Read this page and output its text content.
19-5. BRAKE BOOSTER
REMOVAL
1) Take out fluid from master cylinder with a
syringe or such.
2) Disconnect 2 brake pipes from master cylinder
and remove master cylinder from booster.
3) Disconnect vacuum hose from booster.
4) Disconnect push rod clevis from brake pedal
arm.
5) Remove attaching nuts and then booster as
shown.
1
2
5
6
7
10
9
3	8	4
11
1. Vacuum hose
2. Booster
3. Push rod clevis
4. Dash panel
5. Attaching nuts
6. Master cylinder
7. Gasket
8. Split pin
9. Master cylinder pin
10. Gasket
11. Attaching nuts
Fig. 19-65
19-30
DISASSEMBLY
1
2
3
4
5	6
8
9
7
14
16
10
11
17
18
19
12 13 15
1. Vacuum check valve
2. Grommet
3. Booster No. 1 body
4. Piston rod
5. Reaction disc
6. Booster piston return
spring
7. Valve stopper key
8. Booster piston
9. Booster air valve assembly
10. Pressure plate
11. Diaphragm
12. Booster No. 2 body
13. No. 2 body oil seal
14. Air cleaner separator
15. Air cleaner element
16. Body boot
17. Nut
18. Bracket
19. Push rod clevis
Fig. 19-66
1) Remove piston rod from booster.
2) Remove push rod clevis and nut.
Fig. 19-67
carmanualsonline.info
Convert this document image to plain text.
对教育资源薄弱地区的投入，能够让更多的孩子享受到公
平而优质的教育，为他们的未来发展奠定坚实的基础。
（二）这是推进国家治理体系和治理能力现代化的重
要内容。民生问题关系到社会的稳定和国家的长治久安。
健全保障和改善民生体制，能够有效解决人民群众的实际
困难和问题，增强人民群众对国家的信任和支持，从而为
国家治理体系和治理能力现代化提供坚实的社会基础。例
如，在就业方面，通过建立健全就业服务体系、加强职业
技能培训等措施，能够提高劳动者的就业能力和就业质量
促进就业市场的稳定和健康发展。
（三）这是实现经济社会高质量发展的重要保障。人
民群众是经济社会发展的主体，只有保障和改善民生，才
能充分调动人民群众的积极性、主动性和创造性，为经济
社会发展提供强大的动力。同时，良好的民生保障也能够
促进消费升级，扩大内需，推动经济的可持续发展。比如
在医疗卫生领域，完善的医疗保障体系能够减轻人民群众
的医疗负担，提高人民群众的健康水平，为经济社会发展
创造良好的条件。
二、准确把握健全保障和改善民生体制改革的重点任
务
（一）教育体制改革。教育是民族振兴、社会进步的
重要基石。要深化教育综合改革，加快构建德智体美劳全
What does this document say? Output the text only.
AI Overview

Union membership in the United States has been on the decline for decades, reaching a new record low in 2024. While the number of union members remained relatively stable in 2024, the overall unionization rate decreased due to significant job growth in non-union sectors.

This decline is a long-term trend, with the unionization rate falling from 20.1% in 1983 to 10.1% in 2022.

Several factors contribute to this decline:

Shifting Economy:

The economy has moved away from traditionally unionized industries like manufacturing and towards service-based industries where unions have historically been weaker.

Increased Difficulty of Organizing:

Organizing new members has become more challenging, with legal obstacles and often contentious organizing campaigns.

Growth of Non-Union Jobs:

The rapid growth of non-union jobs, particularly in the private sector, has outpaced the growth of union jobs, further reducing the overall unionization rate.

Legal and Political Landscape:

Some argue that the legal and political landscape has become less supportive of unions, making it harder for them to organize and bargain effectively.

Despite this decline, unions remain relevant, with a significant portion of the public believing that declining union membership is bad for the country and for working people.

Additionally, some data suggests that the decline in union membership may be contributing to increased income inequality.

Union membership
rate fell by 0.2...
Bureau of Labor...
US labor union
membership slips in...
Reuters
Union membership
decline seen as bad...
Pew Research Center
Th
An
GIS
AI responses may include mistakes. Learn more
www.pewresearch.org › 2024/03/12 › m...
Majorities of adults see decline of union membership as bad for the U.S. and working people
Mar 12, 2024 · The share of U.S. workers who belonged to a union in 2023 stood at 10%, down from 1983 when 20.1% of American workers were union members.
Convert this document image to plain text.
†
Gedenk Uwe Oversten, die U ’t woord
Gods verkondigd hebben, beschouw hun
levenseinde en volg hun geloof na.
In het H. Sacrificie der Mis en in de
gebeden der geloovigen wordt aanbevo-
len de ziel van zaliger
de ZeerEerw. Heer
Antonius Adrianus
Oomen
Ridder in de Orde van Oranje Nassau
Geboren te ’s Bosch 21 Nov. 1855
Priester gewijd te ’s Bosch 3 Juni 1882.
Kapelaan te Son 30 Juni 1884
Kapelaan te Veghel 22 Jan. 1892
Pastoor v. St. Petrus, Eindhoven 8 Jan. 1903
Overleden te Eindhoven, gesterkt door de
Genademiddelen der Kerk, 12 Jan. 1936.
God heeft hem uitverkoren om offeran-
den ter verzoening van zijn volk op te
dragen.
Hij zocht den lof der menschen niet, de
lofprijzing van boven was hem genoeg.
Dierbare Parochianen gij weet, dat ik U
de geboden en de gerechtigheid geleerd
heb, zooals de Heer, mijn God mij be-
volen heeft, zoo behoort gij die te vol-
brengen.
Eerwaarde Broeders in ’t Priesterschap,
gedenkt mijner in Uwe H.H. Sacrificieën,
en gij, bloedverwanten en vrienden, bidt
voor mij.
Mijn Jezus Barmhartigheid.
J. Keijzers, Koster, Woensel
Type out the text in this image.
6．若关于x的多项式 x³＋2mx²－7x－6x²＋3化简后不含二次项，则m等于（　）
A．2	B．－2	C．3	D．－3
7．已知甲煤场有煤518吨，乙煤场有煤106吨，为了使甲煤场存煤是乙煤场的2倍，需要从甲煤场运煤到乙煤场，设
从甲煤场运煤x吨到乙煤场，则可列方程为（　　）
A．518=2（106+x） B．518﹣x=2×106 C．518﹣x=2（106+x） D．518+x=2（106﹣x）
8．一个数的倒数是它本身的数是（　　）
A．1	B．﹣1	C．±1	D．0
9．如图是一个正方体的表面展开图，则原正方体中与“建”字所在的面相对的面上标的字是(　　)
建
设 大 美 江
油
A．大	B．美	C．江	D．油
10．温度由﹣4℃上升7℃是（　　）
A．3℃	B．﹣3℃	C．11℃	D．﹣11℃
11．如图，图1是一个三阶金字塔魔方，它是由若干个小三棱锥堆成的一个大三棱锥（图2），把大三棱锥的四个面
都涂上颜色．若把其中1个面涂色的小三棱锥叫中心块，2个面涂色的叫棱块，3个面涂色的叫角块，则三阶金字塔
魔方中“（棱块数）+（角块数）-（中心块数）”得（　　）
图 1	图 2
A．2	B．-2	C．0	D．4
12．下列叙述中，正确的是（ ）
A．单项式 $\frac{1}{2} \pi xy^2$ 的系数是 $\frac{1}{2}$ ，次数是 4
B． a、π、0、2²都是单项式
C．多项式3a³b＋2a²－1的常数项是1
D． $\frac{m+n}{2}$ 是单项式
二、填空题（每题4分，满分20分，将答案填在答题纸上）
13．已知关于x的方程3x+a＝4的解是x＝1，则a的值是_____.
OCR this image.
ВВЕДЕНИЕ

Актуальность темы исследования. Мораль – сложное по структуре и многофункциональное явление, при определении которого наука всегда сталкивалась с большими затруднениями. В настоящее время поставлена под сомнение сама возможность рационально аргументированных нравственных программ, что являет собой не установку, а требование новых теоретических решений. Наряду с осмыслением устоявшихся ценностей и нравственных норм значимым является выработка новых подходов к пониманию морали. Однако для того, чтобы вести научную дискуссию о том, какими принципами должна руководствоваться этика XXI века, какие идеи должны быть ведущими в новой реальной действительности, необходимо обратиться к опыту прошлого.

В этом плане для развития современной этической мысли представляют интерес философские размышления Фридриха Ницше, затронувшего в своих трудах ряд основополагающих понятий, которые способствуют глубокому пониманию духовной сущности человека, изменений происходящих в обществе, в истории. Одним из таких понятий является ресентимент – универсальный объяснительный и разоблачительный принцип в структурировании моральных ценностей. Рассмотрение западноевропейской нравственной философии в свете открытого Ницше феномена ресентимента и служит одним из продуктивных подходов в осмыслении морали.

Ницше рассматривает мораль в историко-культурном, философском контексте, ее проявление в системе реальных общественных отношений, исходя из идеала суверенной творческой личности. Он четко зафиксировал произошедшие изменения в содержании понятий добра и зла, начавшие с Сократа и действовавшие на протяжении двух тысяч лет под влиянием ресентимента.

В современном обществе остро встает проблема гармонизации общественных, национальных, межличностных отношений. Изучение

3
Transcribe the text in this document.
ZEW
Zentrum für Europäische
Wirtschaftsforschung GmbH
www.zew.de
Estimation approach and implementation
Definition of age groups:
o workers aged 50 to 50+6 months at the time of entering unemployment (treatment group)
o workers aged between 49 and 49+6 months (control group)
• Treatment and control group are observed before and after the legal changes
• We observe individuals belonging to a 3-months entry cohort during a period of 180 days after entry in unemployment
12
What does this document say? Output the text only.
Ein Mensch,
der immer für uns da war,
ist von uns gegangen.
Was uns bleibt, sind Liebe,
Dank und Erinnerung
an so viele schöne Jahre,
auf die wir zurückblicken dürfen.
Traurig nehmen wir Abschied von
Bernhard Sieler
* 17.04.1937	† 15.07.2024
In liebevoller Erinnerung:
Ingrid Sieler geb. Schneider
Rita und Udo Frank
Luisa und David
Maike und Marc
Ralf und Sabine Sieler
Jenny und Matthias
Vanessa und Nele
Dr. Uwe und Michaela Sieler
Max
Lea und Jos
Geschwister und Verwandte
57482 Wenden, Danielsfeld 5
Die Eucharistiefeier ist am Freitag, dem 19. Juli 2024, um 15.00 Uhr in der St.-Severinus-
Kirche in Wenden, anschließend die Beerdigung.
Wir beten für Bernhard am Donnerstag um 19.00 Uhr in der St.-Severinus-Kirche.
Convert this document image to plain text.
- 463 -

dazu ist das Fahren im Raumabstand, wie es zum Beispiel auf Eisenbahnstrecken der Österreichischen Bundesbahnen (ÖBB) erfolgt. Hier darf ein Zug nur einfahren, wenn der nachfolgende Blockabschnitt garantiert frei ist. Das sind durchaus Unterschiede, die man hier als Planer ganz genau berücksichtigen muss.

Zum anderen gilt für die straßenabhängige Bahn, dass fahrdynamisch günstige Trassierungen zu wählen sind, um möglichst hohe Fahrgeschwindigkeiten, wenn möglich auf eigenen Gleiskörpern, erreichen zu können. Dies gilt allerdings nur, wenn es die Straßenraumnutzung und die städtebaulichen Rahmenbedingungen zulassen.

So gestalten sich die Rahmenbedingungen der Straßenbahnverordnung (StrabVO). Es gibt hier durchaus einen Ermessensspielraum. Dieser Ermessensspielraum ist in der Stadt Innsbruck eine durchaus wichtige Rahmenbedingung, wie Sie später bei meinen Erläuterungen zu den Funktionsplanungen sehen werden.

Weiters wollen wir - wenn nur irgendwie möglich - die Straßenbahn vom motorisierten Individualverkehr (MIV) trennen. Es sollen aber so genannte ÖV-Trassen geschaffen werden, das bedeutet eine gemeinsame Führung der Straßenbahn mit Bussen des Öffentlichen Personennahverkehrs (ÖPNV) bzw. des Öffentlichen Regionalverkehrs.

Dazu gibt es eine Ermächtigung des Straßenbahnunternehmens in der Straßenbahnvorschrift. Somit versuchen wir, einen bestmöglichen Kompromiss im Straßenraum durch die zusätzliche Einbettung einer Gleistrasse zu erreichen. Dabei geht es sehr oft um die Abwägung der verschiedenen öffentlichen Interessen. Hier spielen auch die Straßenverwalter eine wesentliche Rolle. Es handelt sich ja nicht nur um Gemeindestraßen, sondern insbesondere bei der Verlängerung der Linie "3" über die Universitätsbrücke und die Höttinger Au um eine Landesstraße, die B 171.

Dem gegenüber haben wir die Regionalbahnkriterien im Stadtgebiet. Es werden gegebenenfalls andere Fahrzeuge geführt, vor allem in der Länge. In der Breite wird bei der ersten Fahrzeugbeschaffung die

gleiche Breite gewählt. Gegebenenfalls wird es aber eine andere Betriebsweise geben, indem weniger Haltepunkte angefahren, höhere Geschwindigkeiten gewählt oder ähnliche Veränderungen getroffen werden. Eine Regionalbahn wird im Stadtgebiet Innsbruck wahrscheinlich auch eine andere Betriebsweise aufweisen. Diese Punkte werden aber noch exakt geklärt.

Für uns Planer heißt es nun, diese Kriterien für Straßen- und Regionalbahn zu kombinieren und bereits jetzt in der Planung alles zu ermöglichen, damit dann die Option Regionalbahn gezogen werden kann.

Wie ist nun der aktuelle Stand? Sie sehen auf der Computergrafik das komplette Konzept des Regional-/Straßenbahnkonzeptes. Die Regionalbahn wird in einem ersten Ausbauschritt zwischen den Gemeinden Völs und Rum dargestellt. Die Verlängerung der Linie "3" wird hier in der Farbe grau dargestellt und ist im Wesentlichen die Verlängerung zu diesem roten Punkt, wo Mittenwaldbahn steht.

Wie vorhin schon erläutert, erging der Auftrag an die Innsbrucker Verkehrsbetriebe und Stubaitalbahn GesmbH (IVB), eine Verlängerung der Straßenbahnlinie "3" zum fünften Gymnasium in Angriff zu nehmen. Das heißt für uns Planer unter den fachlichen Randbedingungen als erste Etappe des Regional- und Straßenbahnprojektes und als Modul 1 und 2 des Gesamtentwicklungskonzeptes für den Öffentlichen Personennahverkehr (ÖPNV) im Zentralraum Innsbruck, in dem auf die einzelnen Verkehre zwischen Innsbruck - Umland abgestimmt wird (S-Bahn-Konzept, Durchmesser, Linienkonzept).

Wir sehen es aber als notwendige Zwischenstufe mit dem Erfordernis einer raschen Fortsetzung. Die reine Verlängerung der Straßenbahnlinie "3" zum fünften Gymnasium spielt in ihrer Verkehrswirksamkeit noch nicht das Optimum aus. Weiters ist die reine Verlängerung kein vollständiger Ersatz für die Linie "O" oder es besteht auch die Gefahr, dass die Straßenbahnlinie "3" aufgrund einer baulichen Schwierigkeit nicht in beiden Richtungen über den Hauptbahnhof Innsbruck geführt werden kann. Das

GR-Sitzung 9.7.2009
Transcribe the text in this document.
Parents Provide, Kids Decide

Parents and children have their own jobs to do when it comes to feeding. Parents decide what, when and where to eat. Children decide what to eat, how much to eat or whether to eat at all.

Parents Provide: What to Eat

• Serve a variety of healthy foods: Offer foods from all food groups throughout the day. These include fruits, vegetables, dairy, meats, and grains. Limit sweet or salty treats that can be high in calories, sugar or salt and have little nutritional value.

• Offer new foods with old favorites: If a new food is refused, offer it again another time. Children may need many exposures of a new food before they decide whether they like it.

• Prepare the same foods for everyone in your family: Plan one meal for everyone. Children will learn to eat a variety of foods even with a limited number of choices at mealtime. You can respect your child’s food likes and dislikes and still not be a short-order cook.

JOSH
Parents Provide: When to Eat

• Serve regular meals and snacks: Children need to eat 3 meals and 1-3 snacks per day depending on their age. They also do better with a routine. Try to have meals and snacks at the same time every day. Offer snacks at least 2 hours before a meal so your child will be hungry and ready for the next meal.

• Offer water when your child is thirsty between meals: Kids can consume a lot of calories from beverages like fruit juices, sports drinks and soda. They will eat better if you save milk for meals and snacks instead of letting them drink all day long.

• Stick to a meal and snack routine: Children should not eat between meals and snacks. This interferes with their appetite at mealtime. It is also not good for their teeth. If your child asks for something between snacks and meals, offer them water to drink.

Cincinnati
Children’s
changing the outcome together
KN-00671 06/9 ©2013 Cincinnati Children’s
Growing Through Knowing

- TASK BRIEF
Extract, from the material above, each line holding the word "nuts".

- RESPONSE BELOW
5) Remove attaching nuts and then booster as
5. Attaching nuts
11. Attaching nuts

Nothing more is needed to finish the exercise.